- _WORK TO COMPLETE_:
In the following material, identify every line holding the string "meta" and return it.
[BEGIN EXTRACTED MATERIAL]
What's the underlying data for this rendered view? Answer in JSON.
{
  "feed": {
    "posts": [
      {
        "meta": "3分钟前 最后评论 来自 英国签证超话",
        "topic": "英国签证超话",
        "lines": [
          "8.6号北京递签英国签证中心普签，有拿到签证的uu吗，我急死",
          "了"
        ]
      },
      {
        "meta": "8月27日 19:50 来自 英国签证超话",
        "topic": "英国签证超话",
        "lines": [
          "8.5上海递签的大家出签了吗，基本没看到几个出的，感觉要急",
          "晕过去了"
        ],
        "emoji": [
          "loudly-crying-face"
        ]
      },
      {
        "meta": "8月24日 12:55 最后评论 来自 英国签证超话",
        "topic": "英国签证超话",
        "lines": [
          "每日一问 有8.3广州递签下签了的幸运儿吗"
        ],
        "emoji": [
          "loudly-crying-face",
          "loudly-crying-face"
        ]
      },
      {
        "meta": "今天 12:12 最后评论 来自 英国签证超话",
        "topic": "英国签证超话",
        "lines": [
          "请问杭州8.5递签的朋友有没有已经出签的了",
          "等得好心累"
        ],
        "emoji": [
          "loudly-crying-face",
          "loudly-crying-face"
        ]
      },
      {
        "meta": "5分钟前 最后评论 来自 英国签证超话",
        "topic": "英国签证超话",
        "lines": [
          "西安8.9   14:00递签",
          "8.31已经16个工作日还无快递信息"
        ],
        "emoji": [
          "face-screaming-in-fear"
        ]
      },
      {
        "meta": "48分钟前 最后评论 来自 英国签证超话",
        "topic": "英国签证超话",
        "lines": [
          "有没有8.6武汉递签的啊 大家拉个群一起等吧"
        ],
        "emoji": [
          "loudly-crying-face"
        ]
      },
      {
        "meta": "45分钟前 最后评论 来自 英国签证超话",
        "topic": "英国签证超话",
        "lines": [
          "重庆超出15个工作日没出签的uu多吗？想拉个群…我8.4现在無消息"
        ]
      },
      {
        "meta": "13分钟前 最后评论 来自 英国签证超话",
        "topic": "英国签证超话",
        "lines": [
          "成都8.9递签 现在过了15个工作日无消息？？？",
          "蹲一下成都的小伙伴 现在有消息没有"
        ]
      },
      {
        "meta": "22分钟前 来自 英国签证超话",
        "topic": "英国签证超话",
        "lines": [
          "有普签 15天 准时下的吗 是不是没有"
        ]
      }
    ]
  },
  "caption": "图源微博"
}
[END EXTRACTED MATERIAL]
- _RESULT OF THIS EXERCISE_:
        "meta": "3分钟前 最后评论 来自 英国签证超话",
        "meta": "8月27日 19:50 来自 英国签证超话",
        "meta": "8月24日 12:55 最后评论 来自 英国签证超话",
        "meta": "今天 12:12 最后评论 来自 英国签证超话",
        "meta": "5分钟前 最后评论 来自 英国签证超话",
        "meta": "48分钟前 最后评论 来自 英国签证超话",
        "meta": "45分钟前 最后评论 来自 英国签证超话",
        "meta": "13分钟前 最后评论 来自 英国签证超话",
        "meta": "22分钟前 来自 英国签证超话",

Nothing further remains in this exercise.